• _EXERCISE TASKS_
1: In the resonance discussion, when does resonance occur?
2: Repeat the resonance discussion from "And how, by" to "you done this?)".
3: State whether each statement agrees with the resonance discussion, answering yes or no and quoting the words that decide it: (a) The pipe in the experiment has to be closed. (b) Nodes are places of minimum displacement. (c) The wave travelling back along the pipe is reflected only from a closed end.

Well, as I say, that's not how it works on here.

What I don't get (with the experiment for determining sound), is why does it have to be a closed pipe?
It doesn't

What does finding the max resonance mean?
I've never heard of "max(imum) resonance".
Resonance occurs when the driving force (here the tuning fork or sig gen speaker) has the same frequency as the natural frequency of vibration of the air in the pipe. Then you get waves with maximum amplitude from the pipe.

And how, by finding this, does it give us the distance between a node and antinode?
Standing waves form when you have two waves with the same frequency travelling in opposite directions such that they interfere. In a pipe you get the wave emitted by the fork/speaker travelling one way and the same wave reflected from the other end (open or closed) travelling the other way. The interference pattern produced (standing wave) is characterised by places of maximum displacement/amplitude (antinodes) and places of minimum displacement (nodes). You can get this by considering superposition of waves. (Have you done this?)

Layout coordinate data
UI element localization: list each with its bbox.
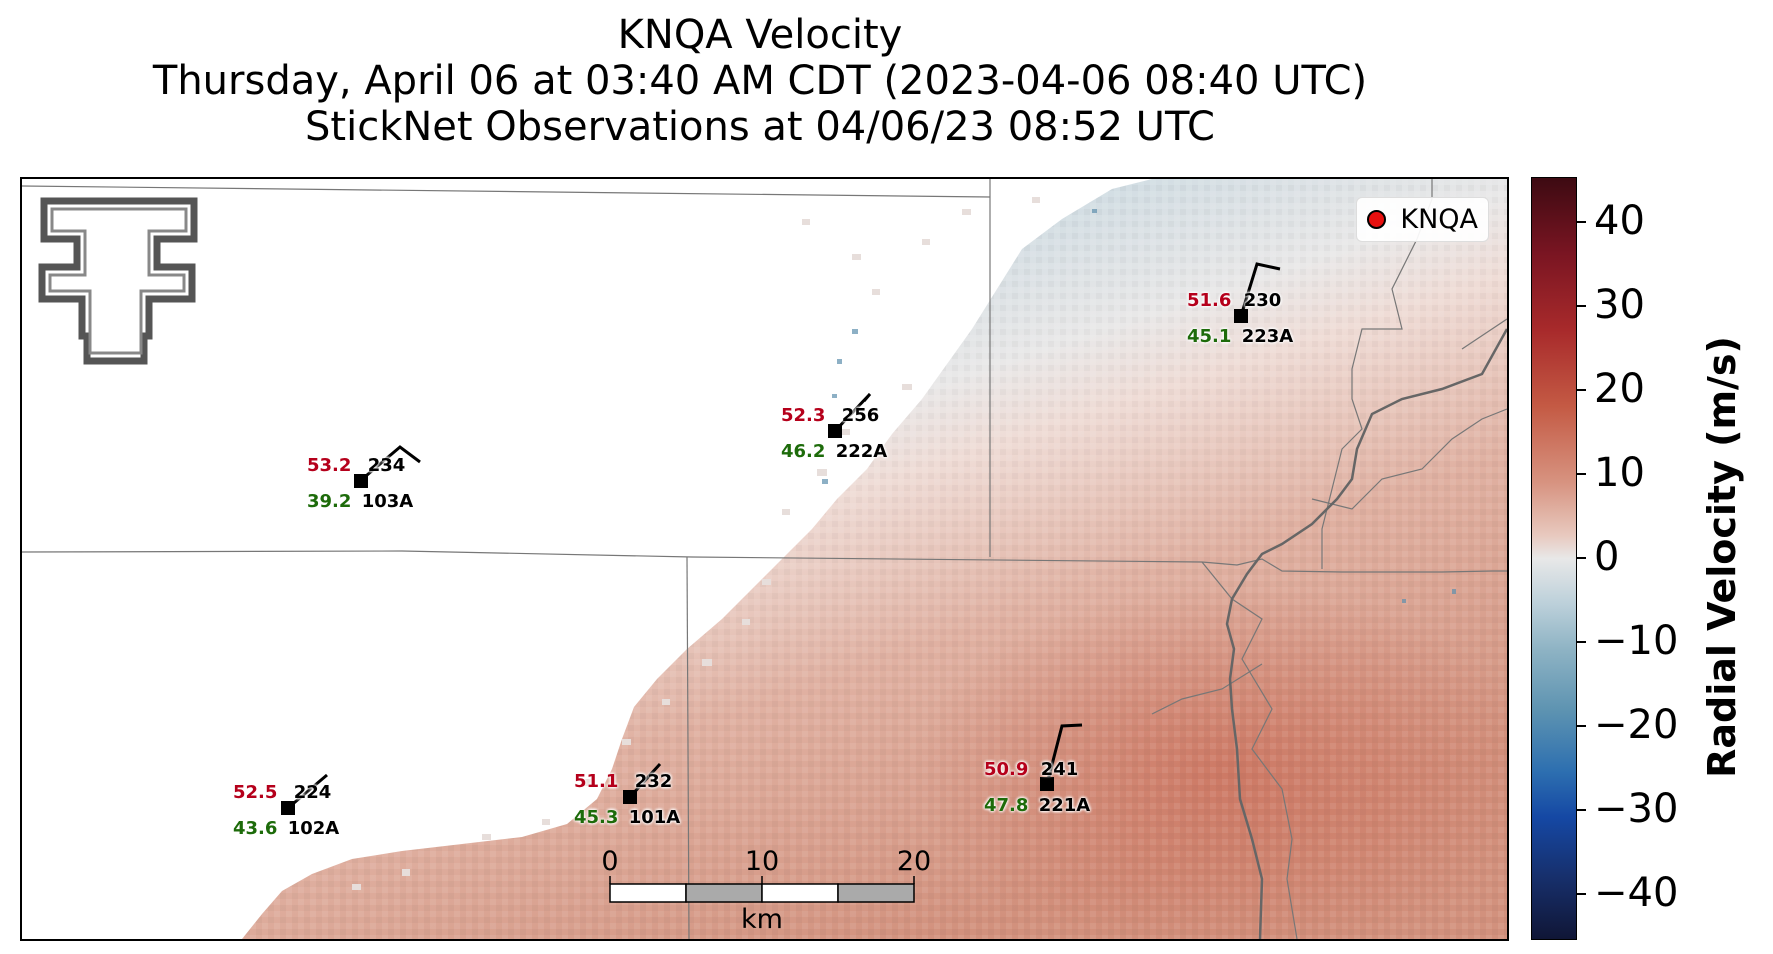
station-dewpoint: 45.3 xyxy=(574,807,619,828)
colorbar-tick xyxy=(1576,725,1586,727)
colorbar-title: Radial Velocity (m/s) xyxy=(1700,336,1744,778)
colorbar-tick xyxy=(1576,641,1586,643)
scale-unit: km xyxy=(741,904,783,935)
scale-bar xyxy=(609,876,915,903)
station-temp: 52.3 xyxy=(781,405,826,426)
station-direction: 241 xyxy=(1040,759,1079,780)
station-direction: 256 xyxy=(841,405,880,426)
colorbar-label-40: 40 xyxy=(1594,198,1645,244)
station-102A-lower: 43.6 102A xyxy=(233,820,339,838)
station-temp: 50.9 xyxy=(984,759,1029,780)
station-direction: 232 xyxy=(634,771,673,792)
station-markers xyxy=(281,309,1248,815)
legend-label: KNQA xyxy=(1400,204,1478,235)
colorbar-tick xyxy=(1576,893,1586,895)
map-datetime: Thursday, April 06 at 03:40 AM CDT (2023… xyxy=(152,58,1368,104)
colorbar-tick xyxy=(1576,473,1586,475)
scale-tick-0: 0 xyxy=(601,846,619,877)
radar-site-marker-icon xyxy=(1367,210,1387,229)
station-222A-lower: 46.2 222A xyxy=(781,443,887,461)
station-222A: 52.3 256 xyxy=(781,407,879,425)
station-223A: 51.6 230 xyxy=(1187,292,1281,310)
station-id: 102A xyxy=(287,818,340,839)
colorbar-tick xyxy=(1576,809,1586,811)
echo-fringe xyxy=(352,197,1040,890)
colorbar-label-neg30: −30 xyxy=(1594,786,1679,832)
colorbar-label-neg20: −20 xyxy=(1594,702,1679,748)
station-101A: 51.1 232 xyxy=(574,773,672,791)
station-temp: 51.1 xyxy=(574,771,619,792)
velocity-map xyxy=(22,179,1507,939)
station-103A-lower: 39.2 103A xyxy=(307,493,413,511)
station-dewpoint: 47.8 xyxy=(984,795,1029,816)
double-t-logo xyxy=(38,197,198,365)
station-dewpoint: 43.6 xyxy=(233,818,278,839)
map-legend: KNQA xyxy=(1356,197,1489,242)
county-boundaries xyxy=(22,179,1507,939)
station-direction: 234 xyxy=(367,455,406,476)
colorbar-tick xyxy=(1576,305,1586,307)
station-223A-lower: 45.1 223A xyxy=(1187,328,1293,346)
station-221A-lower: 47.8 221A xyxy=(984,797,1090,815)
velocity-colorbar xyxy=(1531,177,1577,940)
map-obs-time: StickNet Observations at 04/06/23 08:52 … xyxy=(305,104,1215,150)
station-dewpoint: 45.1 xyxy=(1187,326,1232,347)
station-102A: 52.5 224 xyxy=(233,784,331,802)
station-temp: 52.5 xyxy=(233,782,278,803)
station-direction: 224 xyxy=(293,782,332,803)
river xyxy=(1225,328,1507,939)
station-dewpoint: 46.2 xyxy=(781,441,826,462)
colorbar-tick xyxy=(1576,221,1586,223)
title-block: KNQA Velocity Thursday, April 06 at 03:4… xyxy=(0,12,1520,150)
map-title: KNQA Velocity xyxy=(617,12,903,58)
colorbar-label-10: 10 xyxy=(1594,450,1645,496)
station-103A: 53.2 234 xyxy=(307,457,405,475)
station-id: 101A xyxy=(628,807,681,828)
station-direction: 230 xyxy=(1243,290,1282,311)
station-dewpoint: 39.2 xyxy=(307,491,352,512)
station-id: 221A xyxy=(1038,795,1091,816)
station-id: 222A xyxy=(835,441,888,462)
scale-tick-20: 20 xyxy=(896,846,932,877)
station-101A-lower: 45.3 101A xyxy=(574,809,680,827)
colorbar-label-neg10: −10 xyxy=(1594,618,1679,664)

• _LIST OF SOLUTIONS_
1: Resonance occurs when the driving force has the same frequency as the natural frequency of vibration of the air in the pipe.

2:
And how, by finding this, does it give us the distance between a node and antinode?
Standing waves form when you have two waves with the same frequency travelling in opposite directions such that they interfere. In a pipe you get the wave emitted by the fork/speaker travelling one way and the same wave reflected from the other end (open or closed) travelling the other way. The interference pattern produced (standing wave) is characterised by places of maximum displacement/amplitude (antinodes) and places of minimum displacement (nodes). You can get this by considering superposition of waves. (Have you done this?)

3:
(a) No: "It doesn't"
(b) Yes: "places of minimum displacement (nodes)"
(c) No: "reflected from the other end (open or closed)"